• [GIVEN REQUEST]:
Restate, word for word, the run of lines that starts at the line containing "Decode this image" and ends with the final line of the listing. Leave pictures out.

• [DATASET EXCERPTS]:
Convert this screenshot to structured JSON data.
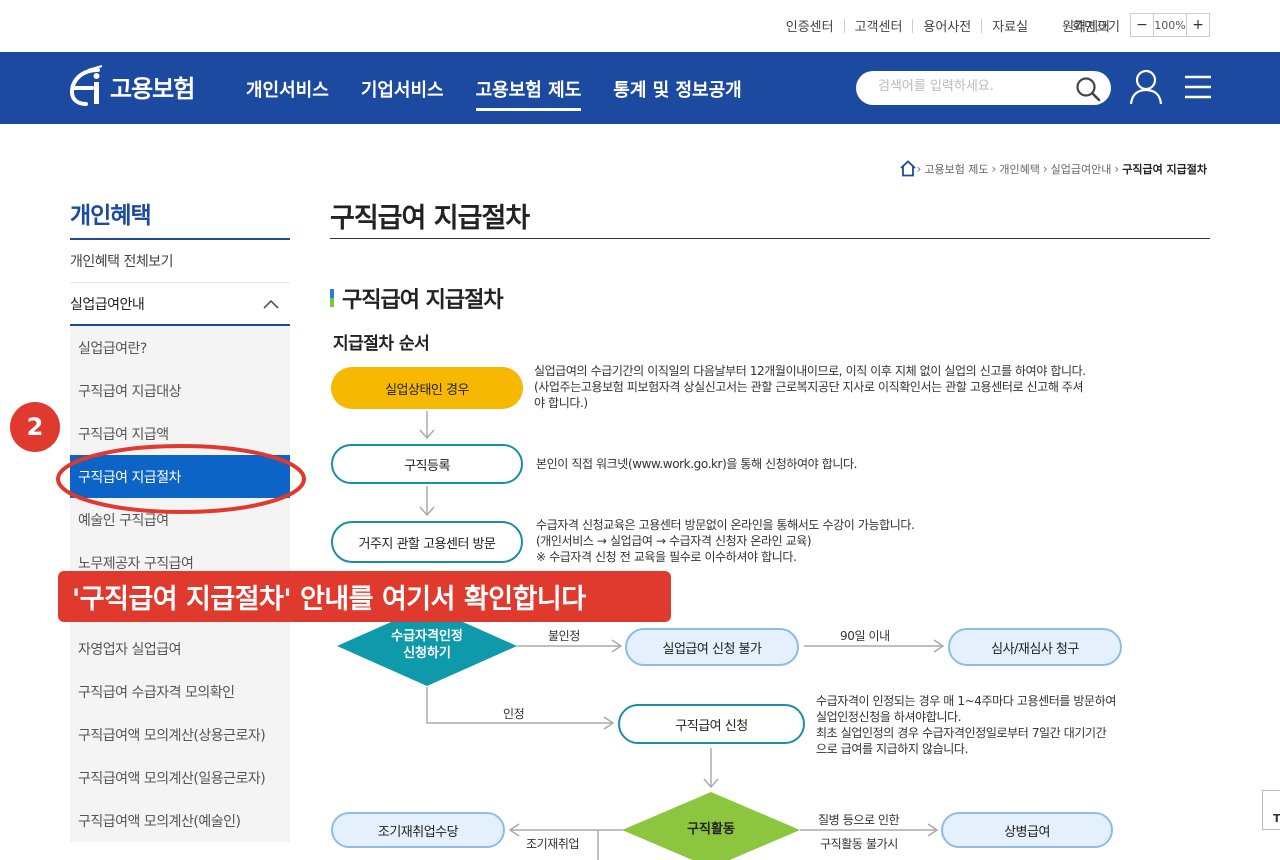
{
  "utility": {
    "links": [
      "인증센터",
      "고객센터",
      "용어사전",
      "자료실",
      "원격제어"
    ],
    "zoom_label": "화면크기",
    "zoom_minus": "−",
    "zoom_value": "100%",
    "zoom_plus": "+"
  },
  "header": {
    "logo_text": "고용보험",
    "nav": [
      "개인서비스",
      "기업서비스",
      "고용보험 제도",
      "통계 및 정보공개"
    ],
    "active_nav": "고용보험 제도",
    "search_placeholder": "검색어를 입력하세요."
  },
  "breadcrumb": [
    "고용보험 제도",
    "개인혜택",
    "실업급여안내",
    "구직급여 지급절차"
  ],
  "sidebar": {
    "title": "개인혜택",
    "items": [
      "개인혜택 전체보기",
      "실업급여안내"
    ],
    "sub_items": [
      "실업급여란?",
      "구직급여 지급대상",
      "구직급여 지급액",
      "구직급여 지급절차",
      "예술인 구직급여",
      "노무제공자 구직급여",
      "",
      "자영업자 실업급여",
      "구직급여 수급자격 모의확인",
      "구직급여액 모의계산(상용근로자)",
      "구직급여액 모의계산(일용근로자)",
      "구직급여액 모의계산(예술인)"
    ],
    "selected": "구직급여 지급절차"
  },
  "content": {
    "page_title": "구직급여 지급절차",
    "section_title": "구직급여 지급절차",
    "sub_title": "지급절차 순서"
  },
  "flow": {
    "step1": "실업상태인 경우",
    "step1_desc": [
      "실업급여의 수급기간의 이직일의 다음날부터 12개월이내이므로, 이직 이후 지체 없이 실업의 신고를 하여야 합니다.",
      "(사업주는고용보험 피보험자격 상실신고서는 관할 근로복지공단 지사로 이직확인서는 관할 고용센터로 신고해 주셔",
      "야 합니다.)"
    ],
    "step2": "구직등록",
    "step2_desc": "본인이 직접 워크넷(www.work.go.kr)을 통해 신청하여야 합니다.",
    "step3": "거주지 관할 고용센터 방문",
    "step3_desc": [
      "수급자격 신청교육은 고용센터 방문없이 온라인을 통해서도 수강이 가능합니다.",
      "(개인서비스 → 실업급여 → 수급자격 신청자 온라인 교육)",
      "※ 수급자격 신청 전 교육을 필수로 이수하셔야 합니다."
    ],
    "step4": [
      "수급자격인정",
      "신청하기"
    ],
    "rejected_label": "불인정",
    "rejected_box": "실업급여 신청 불가",
    "days_label": "90일 이내",
    "appeal_box": "심사/재심사 청구",
    "approved_label": "인정",
    "claim_box": "구직급여 신청",
    "claim_desc": [
      "수급자격이 인정되는 경우 매 1~4주마다 고용센터를 방문하여",
      "실업인정신청을 하셔야합니다.",
      "최초 실업인정의 경우 수급자격인정일로부터 7일간 대기기간",
      "으로 급여를 지급하지 않습니다."
    ],
    "activity": "구직활동",
    "early_label": "조기재취업",
    "early_box": "조기재취업수당",
    "sick_label1": "질병 등으로 인한",
    "sick_label2": "구직활동 불가시",
    "sick_box": "상병급여"
  },
  "annotation": {
    "badge": "2",
    "callout": "'구직급여 지급절차' 안내를 여기서 확인합니다"
  },
  "top_button": "TO",
  "colors": {
    "brand_blue": "#1c4aa0",
    "selected_blue": "#0c64c6",
    "annotation_red": "#e03a2f",
    "step_yellow": "#f6b800",
    "diamond_teal": "#0f9aab",
    "diamond_green": "#8cc63f"
  }
}
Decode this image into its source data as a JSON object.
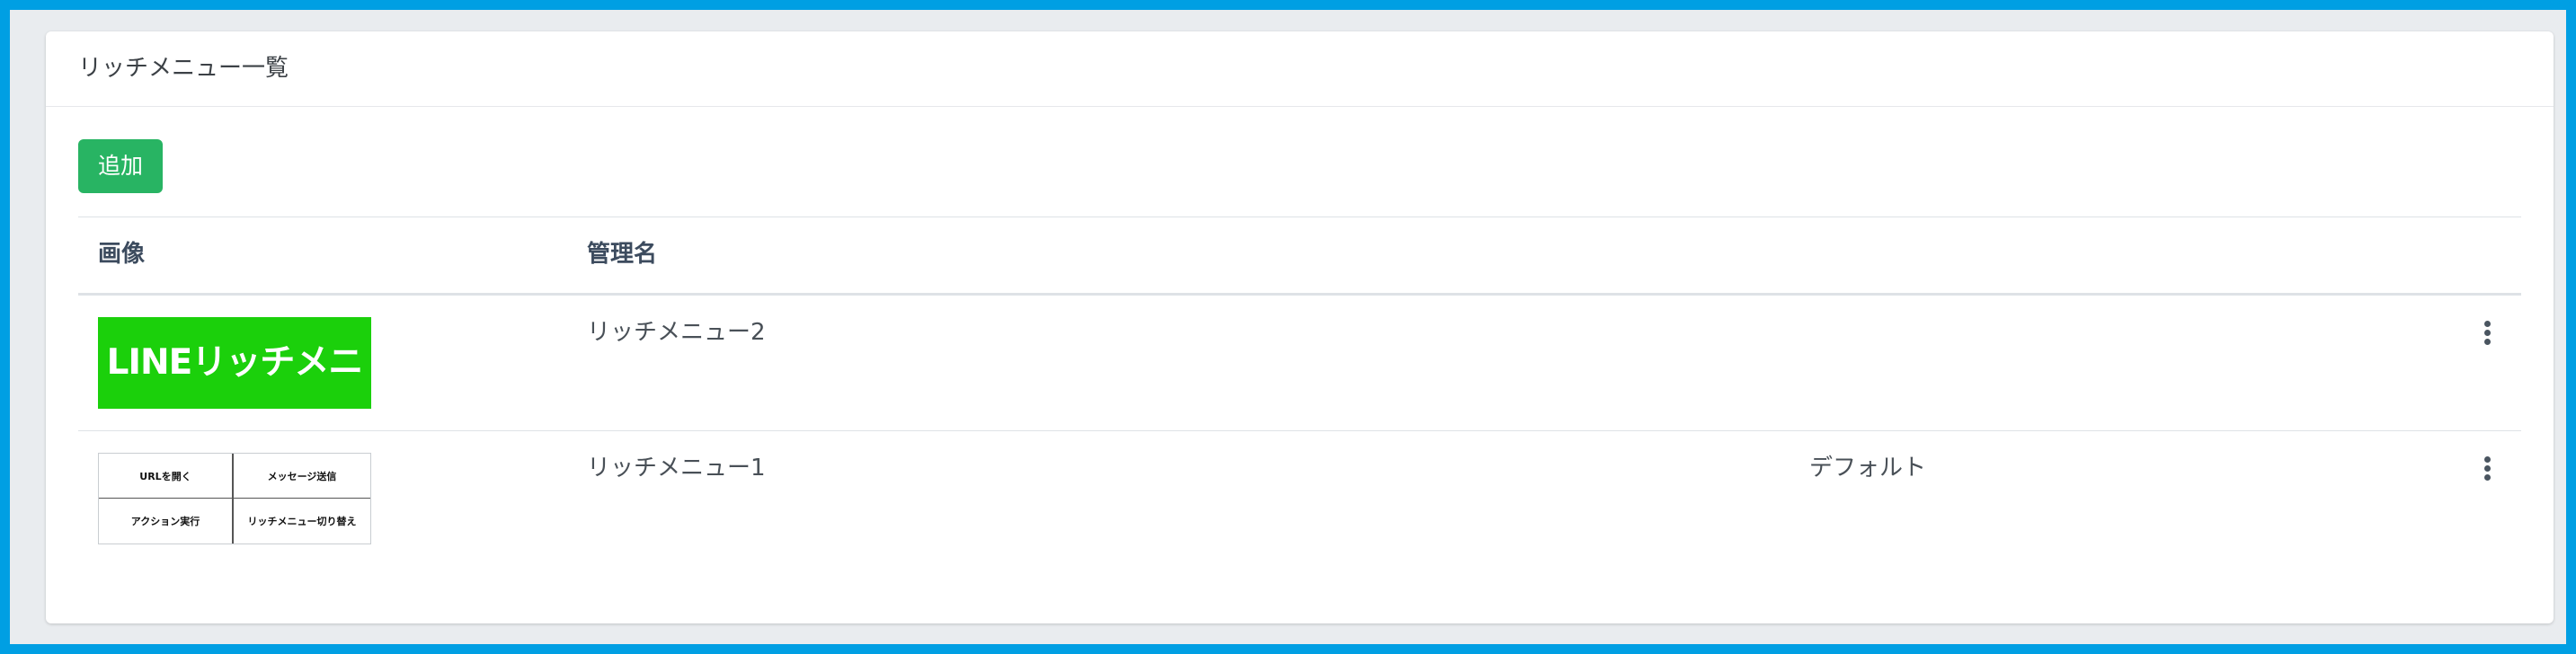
{
  "card": {
    "title": "リッチメニュー一覧",
    "add_label": "追加"
  },
  "table": {
    "headers": {
      "image": "画像",
      "name": "管理名"
    },
    "rows": [
      {
        "name": "リッチメニュー2",
        "status": "",
        "thumbnail": {
          "kind": "banner",
          "text": "LINEリッチメニュー",
          "color": "#1bd00b"
        }
      },
      {
        "name": "リッチメニュー1",
        "status": "デフォルト",
        "thumbnail": {
          "kind": "grid",
          "cells": [
            "URLを開く",
            "メッセージ送信",
            "アクション実行",
            "リッチメニュー切り替え"
          ]
        }
      }
    ]
  },
  "colors": {
    "page_border": "#009fe3",
    "add_button": "#28b463",
    "banner_green": "#1bd00b"
  },
  "icons": {
    "row_menu": "kebab-vertical-icon"
  }
}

• [ANSWER IN FULL]:
Decode this image into its source data as a JSON object.
{
  "card": {
    "title": "リッチメニュー一覧",
    "add_label": "追加"
  },
  "table": {
    "headers": {
      "image": "画像",
      "name": "管理名"
    },
    "rows": [
      {
        "name": "リッチメニュー2",
        "status": "",
        "thumbnail": {
          "kind": "banner",
          "text": "LINEリッチメニュー",
          "color": "#1bd00b"
        }
      },
      {
        "name": "リッチメニュー1",
        "status": "デフォルト",
        "thumbnail": {
          "kind": "grid",
          "cells": [
            "URLを開く",
            "メッセージ送信",
            "アクション実行",
            "リッチメニュー切り替え"
          ]
        }
      }
    ]
  },
  "colors": {
    "page_border": "#009fe3",
    "add_button": "#28b463",
    "banner_green": "#1bd00b"
  },
  "icons": {
    "row_menu": "kebab-vertical-icon"
  }
}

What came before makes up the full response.